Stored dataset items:

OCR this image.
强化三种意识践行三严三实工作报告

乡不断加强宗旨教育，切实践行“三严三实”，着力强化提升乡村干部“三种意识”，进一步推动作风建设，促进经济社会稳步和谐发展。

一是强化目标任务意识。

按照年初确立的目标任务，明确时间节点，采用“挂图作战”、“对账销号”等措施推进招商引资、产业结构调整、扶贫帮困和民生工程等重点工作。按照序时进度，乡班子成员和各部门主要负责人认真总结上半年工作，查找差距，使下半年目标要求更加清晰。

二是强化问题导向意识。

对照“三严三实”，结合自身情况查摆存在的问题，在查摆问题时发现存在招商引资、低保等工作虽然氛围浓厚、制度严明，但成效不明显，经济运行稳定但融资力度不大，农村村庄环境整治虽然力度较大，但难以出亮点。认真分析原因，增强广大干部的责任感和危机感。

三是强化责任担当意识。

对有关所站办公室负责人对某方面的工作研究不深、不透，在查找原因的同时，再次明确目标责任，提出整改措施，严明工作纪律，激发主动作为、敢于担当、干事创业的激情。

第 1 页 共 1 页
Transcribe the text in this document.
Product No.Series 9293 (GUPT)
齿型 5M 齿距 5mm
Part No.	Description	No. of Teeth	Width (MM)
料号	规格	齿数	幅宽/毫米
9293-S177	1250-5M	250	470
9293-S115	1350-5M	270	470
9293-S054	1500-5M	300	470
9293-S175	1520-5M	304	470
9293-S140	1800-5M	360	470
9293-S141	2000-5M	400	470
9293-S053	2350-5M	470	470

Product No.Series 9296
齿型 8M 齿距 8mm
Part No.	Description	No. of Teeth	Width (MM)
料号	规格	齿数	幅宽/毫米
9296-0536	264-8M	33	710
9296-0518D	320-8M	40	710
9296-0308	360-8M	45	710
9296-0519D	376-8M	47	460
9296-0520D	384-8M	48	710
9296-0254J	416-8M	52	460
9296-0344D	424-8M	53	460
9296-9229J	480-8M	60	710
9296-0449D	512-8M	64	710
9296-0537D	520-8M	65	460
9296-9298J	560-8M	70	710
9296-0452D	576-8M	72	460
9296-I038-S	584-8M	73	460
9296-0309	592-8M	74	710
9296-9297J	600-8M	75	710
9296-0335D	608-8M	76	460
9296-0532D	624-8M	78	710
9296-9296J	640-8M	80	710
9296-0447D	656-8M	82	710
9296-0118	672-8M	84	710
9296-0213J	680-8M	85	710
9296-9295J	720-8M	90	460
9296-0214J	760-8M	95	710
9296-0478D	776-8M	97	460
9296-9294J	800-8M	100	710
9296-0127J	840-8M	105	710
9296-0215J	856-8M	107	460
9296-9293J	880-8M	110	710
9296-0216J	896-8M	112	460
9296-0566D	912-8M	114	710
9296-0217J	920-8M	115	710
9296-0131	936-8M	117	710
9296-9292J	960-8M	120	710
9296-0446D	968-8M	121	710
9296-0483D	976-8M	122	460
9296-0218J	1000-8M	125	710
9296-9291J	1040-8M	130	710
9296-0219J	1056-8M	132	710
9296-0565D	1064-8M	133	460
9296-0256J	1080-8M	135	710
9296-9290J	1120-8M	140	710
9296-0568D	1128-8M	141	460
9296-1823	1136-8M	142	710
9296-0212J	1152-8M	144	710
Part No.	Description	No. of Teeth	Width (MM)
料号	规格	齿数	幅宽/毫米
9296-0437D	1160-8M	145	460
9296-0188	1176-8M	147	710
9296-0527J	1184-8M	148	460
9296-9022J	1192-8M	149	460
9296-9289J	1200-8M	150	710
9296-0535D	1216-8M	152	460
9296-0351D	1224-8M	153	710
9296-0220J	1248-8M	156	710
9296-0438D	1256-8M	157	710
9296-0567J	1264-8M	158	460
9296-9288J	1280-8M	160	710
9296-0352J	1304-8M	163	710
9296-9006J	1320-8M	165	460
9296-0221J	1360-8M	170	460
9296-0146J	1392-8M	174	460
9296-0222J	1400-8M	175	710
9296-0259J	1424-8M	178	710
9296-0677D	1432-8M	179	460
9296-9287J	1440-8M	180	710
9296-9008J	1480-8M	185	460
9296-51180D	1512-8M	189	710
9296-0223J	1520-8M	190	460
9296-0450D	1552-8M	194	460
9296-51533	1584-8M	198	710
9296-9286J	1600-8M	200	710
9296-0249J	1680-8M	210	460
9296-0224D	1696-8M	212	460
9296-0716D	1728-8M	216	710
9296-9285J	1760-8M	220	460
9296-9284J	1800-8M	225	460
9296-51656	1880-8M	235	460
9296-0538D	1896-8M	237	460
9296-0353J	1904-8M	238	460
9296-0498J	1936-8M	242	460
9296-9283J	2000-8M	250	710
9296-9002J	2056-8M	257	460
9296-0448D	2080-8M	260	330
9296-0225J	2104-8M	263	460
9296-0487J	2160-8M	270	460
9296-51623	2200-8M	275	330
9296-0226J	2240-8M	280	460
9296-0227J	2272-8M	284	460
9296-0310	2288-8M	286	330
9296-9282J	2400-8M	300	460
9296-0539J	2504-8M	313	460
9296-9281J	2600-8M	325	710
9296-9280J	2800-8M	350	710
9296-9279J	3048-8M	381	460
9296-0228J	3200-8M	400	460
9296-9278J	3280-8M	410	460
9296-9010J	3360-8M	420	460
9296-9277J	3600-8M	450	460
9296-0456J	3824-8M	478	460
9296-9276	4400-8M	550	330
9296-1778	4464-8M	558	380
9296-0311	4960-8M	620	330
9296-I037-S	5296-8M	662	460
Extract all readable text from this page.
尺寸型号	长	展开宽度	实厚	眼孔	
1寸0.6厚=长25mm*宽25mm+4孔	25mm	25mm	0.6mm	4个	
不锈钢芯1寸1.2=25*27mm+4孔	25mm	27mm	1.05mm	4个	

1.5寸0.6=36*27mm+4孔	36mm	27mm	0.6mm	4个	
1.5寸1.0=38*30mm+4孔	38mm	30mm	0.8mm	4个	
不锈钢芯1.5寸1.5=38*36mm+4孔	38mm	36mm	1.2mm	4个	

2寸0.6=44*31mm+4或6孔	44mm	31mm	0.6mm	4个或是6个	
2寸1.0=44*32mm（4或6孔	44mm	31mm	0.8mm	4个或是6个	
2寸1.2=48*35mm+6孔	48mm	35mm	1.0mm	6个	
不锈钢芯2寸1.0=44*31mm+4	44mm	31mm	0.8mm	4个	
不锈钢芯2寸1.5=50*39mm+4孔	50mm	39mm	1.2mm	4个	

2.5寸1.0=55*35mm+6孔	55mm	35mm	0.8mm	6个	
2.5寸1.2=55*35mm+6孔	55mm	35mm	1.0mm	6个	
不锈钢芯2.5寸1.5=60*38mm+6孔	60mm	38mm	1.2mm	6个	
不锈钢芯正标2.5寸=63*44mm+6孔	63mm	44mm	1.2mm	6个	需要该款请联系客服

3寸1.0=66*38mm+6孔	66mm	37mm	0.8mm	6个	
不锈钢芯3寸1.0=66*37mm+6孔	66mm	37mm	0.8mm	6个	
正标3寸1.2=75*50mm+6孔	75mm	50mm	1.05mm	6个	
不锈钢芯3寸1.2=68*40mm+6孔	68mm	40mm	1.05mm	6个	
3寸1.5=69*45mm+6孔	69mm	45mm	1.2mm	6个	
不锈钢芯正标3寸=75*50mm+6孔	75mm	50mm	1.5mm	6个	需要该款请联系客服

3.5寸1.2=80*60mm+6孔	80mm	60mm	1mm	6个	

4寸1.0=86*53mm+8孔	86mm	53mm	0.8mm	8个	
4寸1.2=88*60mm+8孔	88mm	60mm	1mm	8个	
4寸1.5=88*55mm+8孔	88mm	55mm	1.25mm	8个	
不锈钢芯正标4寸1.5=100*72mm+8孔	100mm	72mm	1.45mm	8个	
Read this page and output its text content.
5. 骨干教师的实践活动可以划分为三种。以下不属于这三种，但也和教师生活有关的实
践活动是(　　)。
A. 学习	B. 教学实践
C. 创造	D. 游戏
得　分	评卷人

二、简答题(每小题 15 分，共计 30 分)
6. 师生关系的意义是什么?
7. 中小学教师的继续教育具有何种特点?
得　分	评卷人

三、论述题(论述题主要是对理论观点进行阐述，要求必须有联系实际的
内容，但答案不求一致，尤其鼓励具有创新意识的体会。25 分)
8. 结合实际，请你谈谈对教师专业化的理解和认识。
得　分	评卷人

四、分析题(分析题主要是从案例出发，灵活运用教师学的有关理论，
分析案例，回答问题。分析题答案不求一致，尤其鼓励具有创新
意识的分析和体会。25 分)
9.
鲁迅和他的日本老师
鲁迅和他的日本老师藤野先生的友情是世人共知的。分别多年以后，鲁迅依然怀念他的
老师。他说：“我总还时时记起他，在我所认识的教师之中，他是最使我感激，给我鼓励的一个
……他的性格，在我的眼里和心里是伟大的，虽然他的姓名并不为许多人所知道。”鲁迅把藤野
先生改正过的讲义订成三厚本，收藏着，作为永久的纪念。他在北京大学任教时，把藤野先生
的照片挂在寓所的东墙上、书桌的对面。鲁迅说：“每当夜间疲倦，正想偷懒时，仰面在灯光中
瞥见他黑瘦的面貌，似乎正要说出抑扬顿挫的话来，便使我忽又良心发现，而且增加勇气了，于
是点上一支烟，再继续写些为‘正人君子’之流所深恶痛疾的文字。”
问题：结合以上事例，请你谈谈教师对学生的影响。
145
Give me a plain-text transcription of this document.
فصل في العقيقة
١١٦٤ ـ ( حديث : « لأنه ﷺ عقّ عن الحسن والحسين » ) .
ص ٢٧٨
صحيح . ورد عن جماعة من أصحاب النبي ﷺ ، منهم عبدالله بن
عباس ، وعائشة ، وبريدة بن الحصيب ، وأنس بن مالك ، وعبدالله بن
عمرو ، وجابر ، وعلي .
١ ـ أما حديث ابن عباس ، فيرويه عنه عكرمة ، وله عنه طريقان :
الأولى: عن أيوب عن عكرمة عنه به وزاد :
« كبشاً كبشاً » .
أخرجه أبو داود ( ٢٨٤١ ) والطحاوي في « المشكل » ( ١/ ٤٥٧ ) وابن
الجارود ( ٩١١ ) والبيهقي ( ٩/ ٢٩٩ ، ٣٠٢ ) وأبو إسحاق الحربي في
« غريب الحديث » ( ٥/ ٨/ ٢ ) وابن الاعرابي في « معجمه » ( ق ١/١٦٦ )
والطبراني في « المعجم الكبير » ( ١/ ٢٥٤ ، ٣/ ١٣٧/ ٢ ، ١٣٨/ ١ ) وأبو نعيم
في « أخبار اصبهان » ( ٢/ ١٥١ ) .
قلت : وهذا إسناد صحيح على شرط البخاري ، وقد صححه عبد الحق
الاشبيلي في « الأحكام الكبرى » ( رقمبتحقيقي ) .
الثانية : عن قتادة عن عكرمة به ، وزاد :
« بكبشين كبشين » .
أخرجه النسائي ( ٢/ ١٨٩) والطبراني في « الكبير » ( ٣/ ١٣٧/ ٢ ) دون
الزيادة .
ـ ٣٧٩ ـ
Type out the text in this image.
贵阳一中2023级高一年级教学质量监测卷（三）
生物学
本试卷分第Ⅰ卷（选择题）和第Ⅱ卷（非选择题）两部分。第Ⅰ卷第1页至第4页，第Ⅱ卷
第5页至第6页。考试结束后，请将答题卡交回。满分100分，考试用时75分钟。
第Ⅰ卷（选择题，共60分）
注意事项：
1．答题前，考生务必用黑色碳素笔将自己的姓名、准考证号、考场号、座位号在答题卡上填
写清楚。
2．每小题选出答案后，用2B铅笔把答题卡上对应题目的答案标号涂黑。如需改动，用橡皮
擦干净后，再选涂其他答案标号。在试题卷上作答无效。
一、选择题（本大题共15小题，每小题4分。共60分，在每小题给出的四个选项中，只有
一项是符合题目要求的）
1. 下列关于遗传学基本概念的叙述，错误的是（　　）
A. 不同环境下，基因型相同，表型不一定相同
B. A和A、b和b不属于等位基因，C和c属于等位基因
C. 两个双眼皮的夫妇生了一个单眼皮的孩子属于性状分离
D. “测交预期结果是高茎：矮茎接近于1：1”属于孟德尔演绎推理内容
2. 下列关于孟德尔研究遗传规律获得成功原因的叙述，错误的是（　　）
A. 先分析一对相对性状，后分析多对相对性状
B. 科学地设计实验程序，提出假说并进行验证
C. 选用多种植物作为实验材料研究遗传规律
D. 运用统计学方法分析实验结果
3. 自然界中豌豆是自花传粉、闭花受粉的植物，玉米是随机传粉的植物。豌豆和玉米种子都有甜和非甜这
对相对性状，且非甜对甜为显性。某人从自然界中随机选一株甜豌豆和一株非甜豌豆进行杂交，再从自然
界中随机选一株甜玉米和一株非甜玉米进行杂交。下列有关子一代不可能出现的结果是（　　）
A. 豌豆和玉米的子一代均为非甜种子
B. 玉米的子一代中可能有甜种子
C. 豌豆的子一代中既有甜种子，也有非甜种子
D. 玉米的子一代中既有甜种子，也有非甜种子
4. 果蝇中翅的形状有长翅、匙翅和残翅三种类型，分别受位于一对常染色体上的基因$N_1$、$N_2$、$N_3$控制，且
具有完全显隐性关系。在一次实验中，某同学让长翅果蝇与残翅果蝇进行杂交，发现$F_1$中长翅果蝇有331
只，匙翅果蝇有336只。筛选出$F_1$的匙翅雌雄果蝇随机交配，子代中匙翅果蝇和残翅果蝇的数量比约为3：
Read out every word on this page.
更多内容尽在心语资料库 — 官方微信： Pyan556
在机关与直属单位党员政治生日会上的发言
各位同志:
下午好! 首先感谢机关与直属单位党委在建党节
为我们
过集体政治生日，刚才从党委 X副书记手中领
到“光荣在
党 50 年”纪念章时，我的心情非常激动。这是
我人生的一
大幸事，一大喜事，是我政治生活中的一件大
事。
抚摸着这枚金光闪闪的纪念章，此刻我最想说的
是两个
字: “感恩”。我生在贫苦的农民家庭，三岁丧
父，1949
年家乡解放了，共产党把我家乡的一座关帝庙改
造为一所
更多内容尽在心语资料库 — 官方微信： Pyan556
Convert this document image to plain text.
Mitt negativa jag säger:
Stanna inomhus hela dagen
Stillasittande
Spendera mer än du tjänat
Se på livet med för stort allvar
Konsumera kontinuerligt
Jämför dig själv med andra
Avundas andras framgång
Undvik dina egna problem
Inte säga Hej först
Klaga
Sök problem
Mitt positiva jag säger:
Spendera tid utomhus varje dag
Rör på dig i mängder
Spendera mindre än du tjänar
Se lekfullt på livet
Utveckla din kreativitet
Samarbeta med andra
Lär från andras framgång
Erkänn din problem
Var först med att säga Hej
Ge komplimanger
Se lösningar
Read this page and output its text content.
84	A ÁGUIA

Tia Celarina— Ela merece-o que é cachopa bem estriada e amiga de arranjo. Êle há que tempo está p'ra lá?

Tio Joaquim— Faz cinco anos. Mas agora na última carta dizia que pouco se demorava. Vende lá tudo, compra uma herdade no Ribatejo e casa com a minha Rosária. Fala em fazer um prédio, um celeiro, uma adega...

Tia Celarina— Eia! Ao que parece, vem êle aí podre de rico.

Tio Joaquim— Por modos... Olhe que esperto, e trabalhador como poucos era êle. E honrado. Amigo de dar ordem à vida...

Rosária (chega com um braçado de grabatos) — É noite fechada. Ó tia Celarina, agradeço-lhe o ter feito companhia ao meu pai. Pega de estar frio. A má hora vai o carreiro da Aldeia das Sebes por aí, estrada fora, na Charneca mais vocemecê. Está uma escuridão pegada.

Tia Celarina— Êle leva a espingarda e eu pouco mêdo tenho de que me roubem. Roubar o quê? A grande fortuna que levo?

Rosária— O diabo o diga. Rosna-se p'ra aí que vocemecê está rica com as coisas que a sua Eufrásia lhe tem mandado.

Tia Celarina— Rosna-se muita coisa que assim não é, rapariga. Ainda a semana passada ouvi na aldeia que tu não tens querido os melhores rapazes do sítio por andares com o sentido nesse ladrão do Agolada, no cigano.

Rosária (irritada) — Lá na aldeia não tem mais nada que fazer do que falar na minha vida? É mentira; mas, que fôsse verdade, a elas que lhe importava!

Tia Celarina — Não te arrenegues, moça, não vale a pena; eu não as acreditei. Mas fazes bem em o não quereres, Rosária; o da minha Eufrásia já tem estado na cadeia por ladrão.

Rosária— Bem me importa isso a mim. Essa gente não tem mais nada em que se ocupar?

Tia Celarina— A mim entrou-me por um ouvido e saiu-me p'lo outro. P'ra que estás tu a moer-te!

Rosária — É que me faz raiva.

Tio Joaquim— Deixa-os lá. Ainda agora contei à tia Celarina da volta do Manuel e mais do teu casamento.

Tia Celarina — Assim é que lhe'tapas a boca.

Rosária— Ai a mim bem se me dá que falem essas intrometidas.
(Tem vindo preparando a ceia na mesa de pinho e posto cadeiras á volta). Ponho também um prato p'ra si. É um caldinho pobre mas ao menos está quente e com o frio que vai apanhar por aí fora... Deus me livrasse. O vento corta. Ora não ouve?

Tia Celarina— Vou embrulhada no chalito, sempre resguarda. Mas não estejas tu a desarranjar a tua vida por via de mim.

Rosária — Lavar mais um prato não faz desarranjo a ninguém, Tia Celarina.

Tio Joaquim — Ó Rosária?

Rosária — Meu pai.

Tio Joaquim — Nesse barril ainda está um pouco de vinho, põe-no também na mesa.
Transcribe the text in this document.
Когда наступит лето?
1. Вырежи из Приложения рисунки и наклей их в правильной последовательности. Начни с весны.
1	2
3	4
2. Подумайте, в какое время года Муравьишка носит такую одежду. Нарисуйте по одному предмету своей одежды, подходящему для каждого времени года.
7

→ **What this task involves**: Spot every line that holds "também" and copy it.

→ **Response to this task**:
(Tem vindo preparando a ceia na mesa de pinho e posto cadeiras á volta). Ponho também um prato p'ra si. É um caldinho pobre mas ao menos está quente e com o frio que vai apanhar por aí fora... Deus me livrasse. O vento corta. Ora não ouve?
Tio Joaquim — Nesse barril ainda está um pouco de vinho, põe-no também na mesa.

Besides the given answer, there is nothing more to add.